Repeat the records in full and exactly, omitting pictures.
* * * * *
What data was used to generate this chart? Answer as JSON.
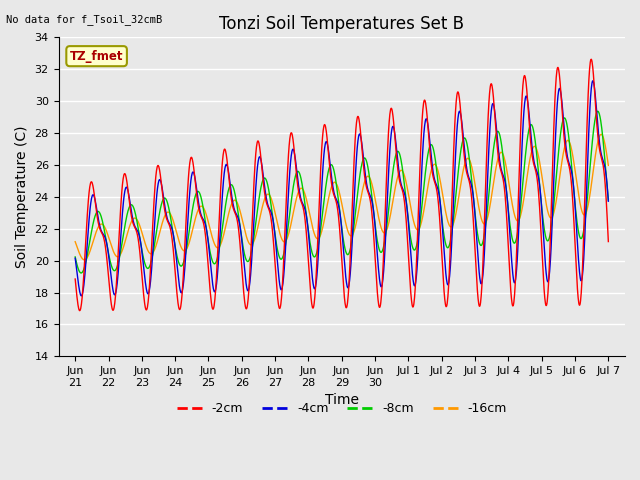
{
  "title": "Tonzi Soil Temperatures Set B",
  "ylabel": "Soil Temperature (C)",
  "xlabel": "Time",
  "no_data_text": "No data for f_Tsoil_32cmB",
  "legend_label_text": "TZ_fmet",
  "ylim": [
    14,
    34
  ],
  "yticks": [
    14,
    16,
    18,
    20,
    22,
    24,
    26,
    28,
    30,
    32,
    34
  ],
  "colors": {
    "-2cm": "#ff0000",
    "-4cm": "#0000dd",
    "-8cm": "#00cc00",
    "-16cm": "#ff9900"
  },
  "background_color": "#e8e8e8",
  "grid_color": "#ffffff",
  "title_fontsize": 12,
  "axis_label_fontsize": 10,
  "tick_fontsize": 8
}
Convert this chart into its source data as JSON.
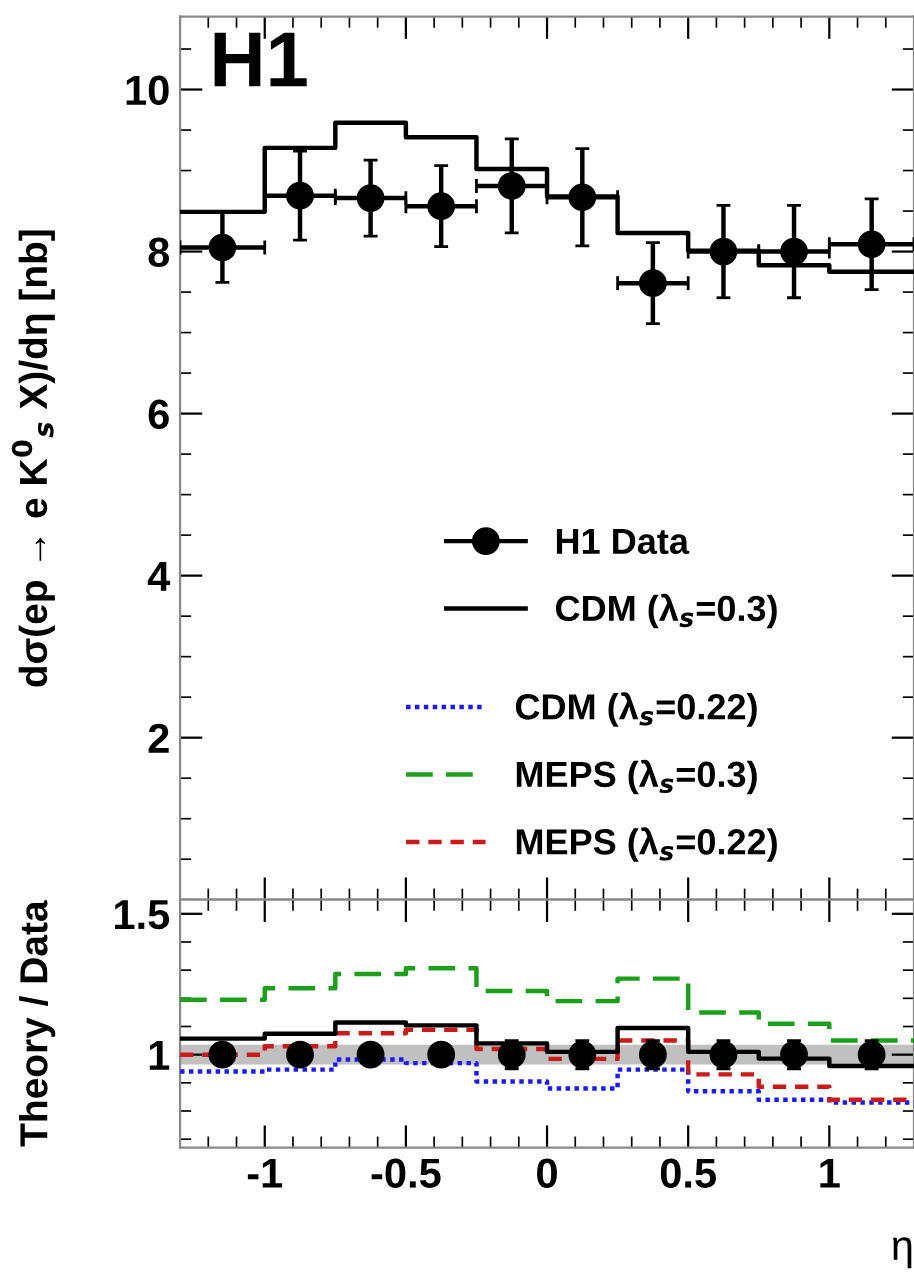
{
  "chart_data": [
    {
      "type": "scatter",
      "ylabel": "dσ(ep → e K$^{0}$$_{s}$ X)/dη [nb]",
      "annotations": [
        "H1"
      ],
      "xlim": [
        -1.3,
        1.3
      ],
      "ylim": [
        0,
        10.9
      ],
      "xticks": [
        {
          "value": -1,
          "label": null
        },
        {
          "value": -0.5,
          "label": null
        },
        {
          "value": 0,
          "label": null
        },
        {
          "value": 0.5,
          "label": null
        },
        {
          "value": 1,
          "label": null
        }
      ],
      "yticks": [
        2,
        4,
        6,
        8,
        10
      ],
      "tick_labels": "y",
      "legend": "bottom right",
      "grid": false,
      "series": [
        {
          "name": "H1 Data",
          "color": "#000000",
          "marker": "circle",
          "x": [
            -1.15,
            -0.875,
            -0.625,
            -0.375,
            -0.125,
            0.125,
            0.375,
            0.625,
            0.875,
            1.15
          ],
          "values": [
            8.05,
            8.69,
            8.66,
            8.56,
            8.81,
            8.67,
            7.61,
            8.0,
            8.0,
            8.09
          ],
          "errors": [
            0.43,
            0.55,
            0.47,
            0.5,
            0.58,
            0.6,
            0.5,
            0.57,
            0.57,
            0.56
          ],
          "xerrors": [
            0.15,
            0.125,
            0.125,
            0.125,
            0.125,
            0.125,
            0.125,
            0.125,
            0.125,
            0.15
          ]
        },
        {
          "name": "CDM (λ$_{s}$=0.3)",
          "type": "step",
          "color": "#000000",
          "line_style": "solid",
          "x": [
            -1.3,
            -1.0,
            -0.75,
            -0.5,
            -0.25,
            0,
            0.25,
            0.5,
            0.75,
            1.0,
            1.3
          ],
          "values": [
            8.49,
            9.28,
            9.59,
            9.41,
            9.02,
            8.68,
            8.23,
            8.01,
            7.83,
            7.75,
            7.75
          ]
        }
      ]
    },
    {
      "type": "step",
      "ylabel": "Theory / Data",
      "xlabel": "η",
      "xlim": [
        -1.3,
        1.3
      ],
      "ylim": [
        0.67,
        1.55
      ],
      "xticks": [
        -1,
        -0.5,
        0,
        0.5,
        1
      ],
      "yticks": [
        1,
        1.5
      ],
      "grid": false,
      "legend": "top right",
      "bands": [
        {
          "axis": "y",
          "from": 0.965,
          "to": 1.035,
          "color": "#c0c0c0"
        }
      ],
      "series": [
        {
          "color": "#1a1aff",
          "line_style": "dotted",
          "name": "CDM (λ$_{s}$=0.22)",
          "x": [
            -1.3,
            -1.0,
            -0.75,
            -0.5,
            -0.25,
            0,
            0.25,
            0.5,
            0.75,
            1.0,
            1.3
          ],
          "values": [
            0.94,
            0.947,
            0.983,
            0.97,
            0.905,
            0.88,
            0.947,
            0.87,
            0.84,
            0.83,
            0.83
          ]
        },
        {
          "color": "#1aa01a",
          "line_style": "dashed",
          "name": "MEPS (λ$_{s}$=0.3)",
          "x": [
            -1.3,
            -1.0,
            -0.75,
            -0.5,
            -0.25,
            0,
            0.25,
            0.5,
            0.75,
            1.0,
            1.3
          ],
          "values": [
            1.195,
            1.236,
            1.286,
            1.307,
            1.226,
            1.19,
            1.27,
            1.15,
            1.11,
            1.05,
            1.05
          ]
        },
        {
          "color": "#cc1a1a",
          "line_style": "dashed",
          "name": "MEPS (λ$_{s}$=0.22)",
          "x": [
            -1.3,
            -1.0,
            -0.75,
            -0.5,
            -0.25,
            0,
            0.25,
            0.5,
            0.75,
            1.0,
            1.3
          ],
          "values": [
            1.0,
            1.03,
            1.076,
            1.088,
            1.02,
            0.985,
            1.05,
            0.93,
            0.886,
            0.84,
            0.84
          ]
        },
        {
          "color": "#000000",
          "line_style": "solid",
          "x": [
            -1.3,
            -1.0,
            -0.75,
            -0.5,
            -0.25,
            0,
            0.25,
            0.5,
            0.75,
            1.0,
            1.3
          ],
          "values": [
            1.057,
            1.074,
            1.114,
            1.104,
            1.04,
            1.01,
            1.095,
            1.01,
            0.986,
            0.96,
            0.96
          ]
        },
        {
          "type": "scatter",
          "color": "#000000",
          "marker": "circle",
          "x": [
            -1.15,
            -0.875,
            -0.625,
            -0.375,
            -0.125,
            0.125,
            0.375,
            0.625,
            0.875,
            1.15
          ],
          "values": [
            1,
            1,
            1,
            1,
            1,
            1,
            1,
            1,
            1,
            1
          ],
          "errors": [
            0.03,
            0.03,
            0.03,
            0.03,
            0.05,
            0.05,
            0.05,
            0.05,
            0.05,
            0.05
          ]
        }
      ]
    }
  ]
}
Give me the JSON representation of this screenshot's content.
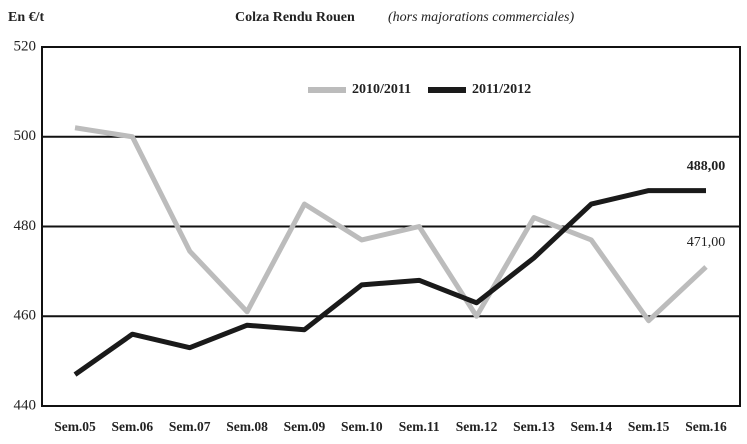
{
  "chart_data": {
    "type": "line",
    "title": "Colza Rendu Rouen",
    "subtitle": "(hors majorations commerciales)",
    "y_label": "En €/t",
    "categories": [
      "Sem.05",
      "Sem.06",
      "Sem.07",
      "Sem.08",
      "Sem.09",
      "Sem.10",
      "Sem.11",
      "Sem.12",
      "Sem.13",
      "Sem.14",
      "Sem.15",
      "Sem.16"
    ],
    "series": [
      {
        "name": "2010/2011",
        "color": "#bcbcbc",
        "values": [
          502,
          500,
          474.5,
          461,
          485,
          477,
          480,
          460,
          482,
          477,
          459,
          471
        ],
        "value_labels": [
          null,
          null,
          null,
          null,
          null,
          null,
          null,
          null,
          null,
          null,
          null,
          "471,00"
        ]
      },
      {
        "name": "2011/2012",
        "color": "#1a1a1a",
        "values": [
          447,
          456,
          453,
          458,
          457,
          467,
          468,
          463,
          473,
          485,
          488,
          488
        ],
        "value_labels": [
          null,
          null,
          null,
          null,
          null,
          null,
          null,
          null,
          null,
          null,
          null,
          "488,00"
        ]
      }
    ],
    "ylim": [
      440,
      520
    ],
    "yticks": [
      440,
      460,
      480,
      500,
      520
    ],
    "grid": true
  }
}
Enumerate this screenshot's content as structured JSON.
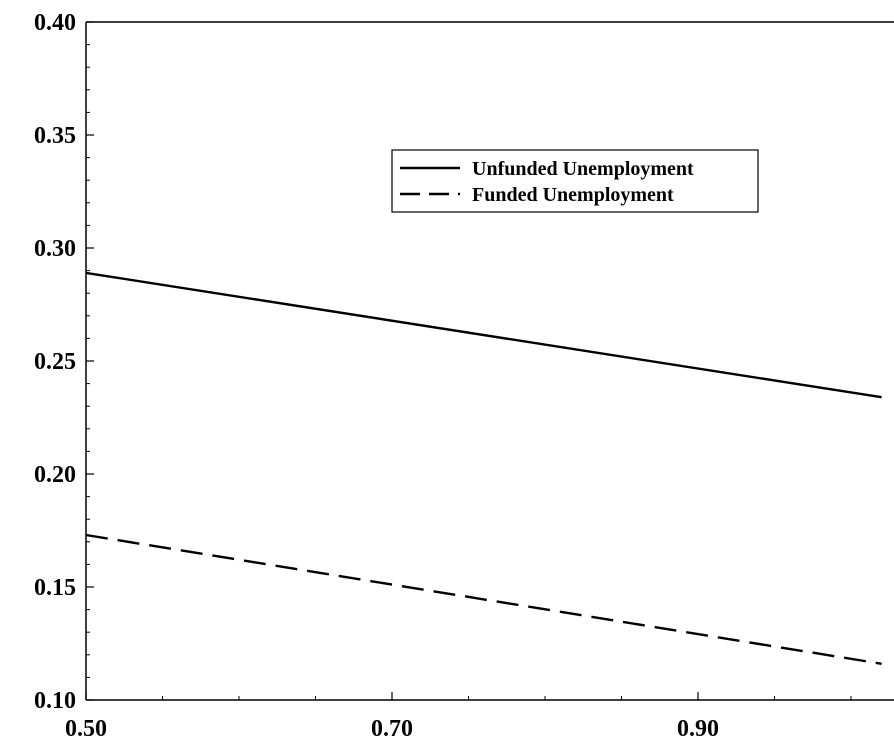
{
  "chart_data": {
    "type": "line",
    "title": "",
    "xlabel": "",
    "ylabel": "",
    "xlim": [
      0.5,
      1.02
    ],
    "ylim": [
      0.1,
      0.4
    ],
    "x_ticks": [
      "0.50",
      "0.70",
      "0.90"
    ],
    "y_ticks": [
      "0.10",
      "0.15",
      "0.20",
      "0.25",
      "0.30",
      "0.35",
      "0.40"
    ],
    "grid": false,
    "legend_position": "top-right",
    "series": [
      {
        "name": "Unfunded Unemployment",
        "style": "solid",
        "color": "#000000",
        "x": [
          0.5,
          1.02
        ],
        "y": [
          0.289,
          0.234
        ]
      },
      {
        "name": "Funded Unemployment",
        "style": "dashed",
        "color": "#000000",
        "x": [
          0.5,
          1.02
        ],
        "y": [
          0.173,
          0.116
        ]
      }
    ]
  }
}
* * * * *
» **Solution to the exercise**:
What data was used to generate this chart? Answer as JSON.
{
  "title": "Tonzi Soil Temperatures Set B",
  "ylabel": "Soil Temperature (C)",
  "xlabel": "Time",
  "no_data_text": "No data for f_Tsoil_32cmB",
  "legend_label_text": "TZ_fmet",
  "ylim": [
    14,
    34
  ],
  "yticks": [
    14,
    16,
    18,
    20,
    22,
    24,
    26,
    28,
    30,
    32,
    34
  ],
  "colors": {
    "-2cm": "#ff0000",
    "-4cm": "#0000dd",
    "-8cm": "#00cc00",
    "-16cm": "#ff9900"
  },
  "background_color": "#e8e8e8",
  "grid_color": "#ffffff",
  "title_fontsize": 12,
  "axis_label_fontsize": 10,
  "tick_fontsize": 8
}
Convert this chart into its source data as JSON.
{
  "chart_data": [
    {
      "type": "scatter",
      "ylabel": "dσ(ep → e K$^{0}$$_{s}$ X)/dη [nb]",
      "annotations": [
        "H1"
      ],
      "xlim": [
        -1.3,
        1.3
      ],
      "ylim": [
        0,
        10.9
      ],
      "xticks": [
        {
          "value": -1,
          "label": null
        },
        {
          "value": -0.5,
          "label": null
        },
        {
          "value": 0,
          "label": null
        },
        {
          "value": 0.5,
          "label": null
        },
        {
          "value": 1,
          "label": null
        }
      ],
      "yticks": [
        2,
        4,
        6,
        8,
        10
      ],
      "tick_labels": "y",
      "legend": "bottom right",
      "grid": false,
      "series": [
        {
          "name": "H1 Data",
          "color": "#000000",
          "marker": "circle",
          "x": [
            -1.15,
            -0.875,
            -0.625,
            -0.375,
            -0.125,
            0.125,
            0.375,
            0.625,
            0.875,
            1.15
          ],
          "values": [
            8.05,
            8.69,
            8.66,
            8.56,
            8.81,
            8.67,
            7.61,
            8.0,
            8.0,
            8.09
          ],
          "errors": [
            0.43,
            0.55,
            0.47,
            0.5,
            0.58,
            0.6,
            0.5,
            0.57,
            0.57,
            0.56
          ],
          "xerrors": [
            0.15,
            0.125,
            0.125,
            0.125,
            0.125,
            0.125,
            0.125,
            0.125,
            0.125,
            0.15
          ]
        },
        {
          "name": "CDM (λ$_{s}$=0.3)",
          "type": "step",
          "color": "#000000",
          "line_style": "solid",
          "x": [
            -1.3,
            -1.0,
            -0.75,
            -0.5,
            -0.25,
            0,
            0.25,
            0.5,
            0.75,
            1.0,
            1.3
          ],
          "values": [
            8.49,
            9.28,
            9.59,
            9.41,
            9.02,
            8.68,
            8.23,
            8.01,
            7.83,
            7.75,
            7.75
          ]
        }
      ]
    },
    {
      "type": "step",
      "ylabel": "Theory / Data",
      "xlabel": "η",
      "xlim": [
        -1.3,
        1.3
      ],
      "ylim": [
        0.67,
        1.55
      ],
      "xticks": [
        -1,
        -0.5,
        0,
        0.5,
        1
      ],
      "yticks": [
        1,
        1.5
      ],
      "grid": false,
      "legend": "top right",
      "bands": [
        {
          "axis": "y",
          "from": 0.965,
          "to": 1.035,
          "color": "#c0c0c0"
        }
      ],
      "series": [
        {
          "color": "#1a1aff",
          "line_style": "dotted",
          "name": "CDM (λ$_{s}$=0.22)",
          "x": [
            -1.3,
            -1.0,
            -0.75,
            -0.5,
            -0.25,
            0,
            0.25,
            0.5,
            0.75,
            1.0,
            1.3
          ],
          "values": [
            0.94,
            0.947,
            0.983,
            0.97,
            0.905,
            0.88,
            0.947,
            0.87,
            0.84,
            0.83,
            0.83
          ]
        },
        {
          "color": "#1aa01a",
          "line_style": "dashed",
          "name": "MEPS (λ$_{s}$=0.3)",
          "x": [
            -1.3,
            -1.0,
            -0.75,
            -0.5,
            -0.25,
            0,
            0.25,
            0.5,
            0.75,
            1.0,
            1.3
          ],
          "values": [
            1.195,
            1.236,
            1.286,
            1.307,
            1.226,
            1.19,
            1.27,
            1.15,
            1.11,
            1.05,
            1.05
          ]
        },
        {
          "color": "#cc1a1a",
          "line_style": "dashed",
          "name": "MEPS (λ$_{s}$=0.22)",
          "x": [
            -1.3,
            -1.0,
            -0.75,
            -0.5,
            -0.25,
            0,
            0.25,
            0.5,
            0.75,
            1.0,
            1.3
          ],
          "values": [
            1.0,
            1.03,
            1.076,
            1.088,
            1.02,
            0.985,
            1.05,
            0.93,
            0.886,
            0.84,
            0.84
          ]
        },
        {
          "color": "#000000",
          "line_style": "solid",
          "x": [
            -1.3,
            -1.0,
            -0.75,
            -0.5,
            -0.25,
            0,
            0.25,
            0.5,
            0.75,
            1.0,
            1.3
          ],
          "values": [
            1.057,
            1.074,
            1.114,
            1.104,
            1.04,
            1.01,
            1.095,
            1.01,
            0.986,
            0.96,
            0.96
          ]
        },
        {
          "type": "scatter",
          "color": "#000000",
          "marker": "circle",
          "x": [
            -1.15,
            -0.875,
            -0.625,
            -0.375,
            -0.125,
            0.125,
            0.375,
            0.625,
            0.875,
            1.15
          ],
          "values": [
            1,
            1,
            1,
            1,
            1,
            1,
            1,
            1,
            1,
            1
          ],
          "errors": [
            0.03,
            0.03,
            0.03,
            0.03,
            0.05,
            0.05,
            0.05,
            0.05,
            0.05,
            0.05
          ]
        }
      ]
    }
  ]
}
Give me the JSON representation of this screenshot's content.
{
  "chart_data": {
    "type": "line",
    "title": "Colza Rendu Rouen",
    "subtitle": "(hors majorations commerciales)",
    "y_label": "En €/t",
    "categories": [
      "Sem.05",
      "Sem.06",
      "Sem.07",
      "Sem.08",
      "Sem.09",
      "Sem.10",
      "Sem.11",
      "Sem.12",
      "Sem.13",
      "Sem.14",
      "Sem.15",
      "Sem.16"
    ],
    "series": [
      {
        "name": "2010/2011",
        "color": "#bcbcbc",
        "values": [
          502,
          500,
          474.5,
          461,
          485,
          477,
          480,
          460,
          482,
          477,
          459,
          471
        ],
        "value_labels": [
          null,
          null,
          null,
          null,
          null,
          null,
          null,
          null,
          null,
          null,
          null,
          "471,00"
        ]
      },
      {
        "name": "2011/2012",
        "color": "#1a1a1a",
        "values": [
          447,
          456,
          453,
          458,
          457,
          467,
          468,
          463,
          473,
          485,
          488,
          488
        ],
        "value_labels": [
          null,
          null,
          null,
          null,
          null,
          null,
          null,
          null,
          null,
          null,
          null,
          "488,00"
        ]
      }
    ],
    "ylim": [
      440,
      520
    ],
    "yticks": [
      440,
      460,
      480,
      500,
      520
    ],
    "grid": true
  }
}
Enumerate this screenshot's content as structured JSON.
{
  "chart_data": {
    "type": "line",
    "title": "",
    "xlabel": "",
    "ylabel": "",
    "xlim": [
      0.5,
      1.02
    ],
    "ylim": [
      0.1,
      0.4
    ],
    "x_ticks": [
      "0.50",
      "0.70",
      "0.90"
    ],
    "y_ticks": [
      "0.10",
      "0.15",
      "0.20",
      "0.25",
      "0.30",
      "0.35",
      "0.40"
    ],
    "grid": false,
    "legend_position": "top-right",
    "series": [
      {
        "name": "Unfunded Unemployment",
        "style": "solid",
        "color": "#000000",
        "x": [
          0.5,
          1.02
        ],
        "y": [
          0.289,
          0.234
        ]
      },
      {
        "name": "Funded Unemployment",
        "style": "dashed",
        "color": "#000000",
        "x": [
          0.5,
          1.02
        ],
        "y": [
          0.173,
          0.116
        ]
      }
    ]
  }
}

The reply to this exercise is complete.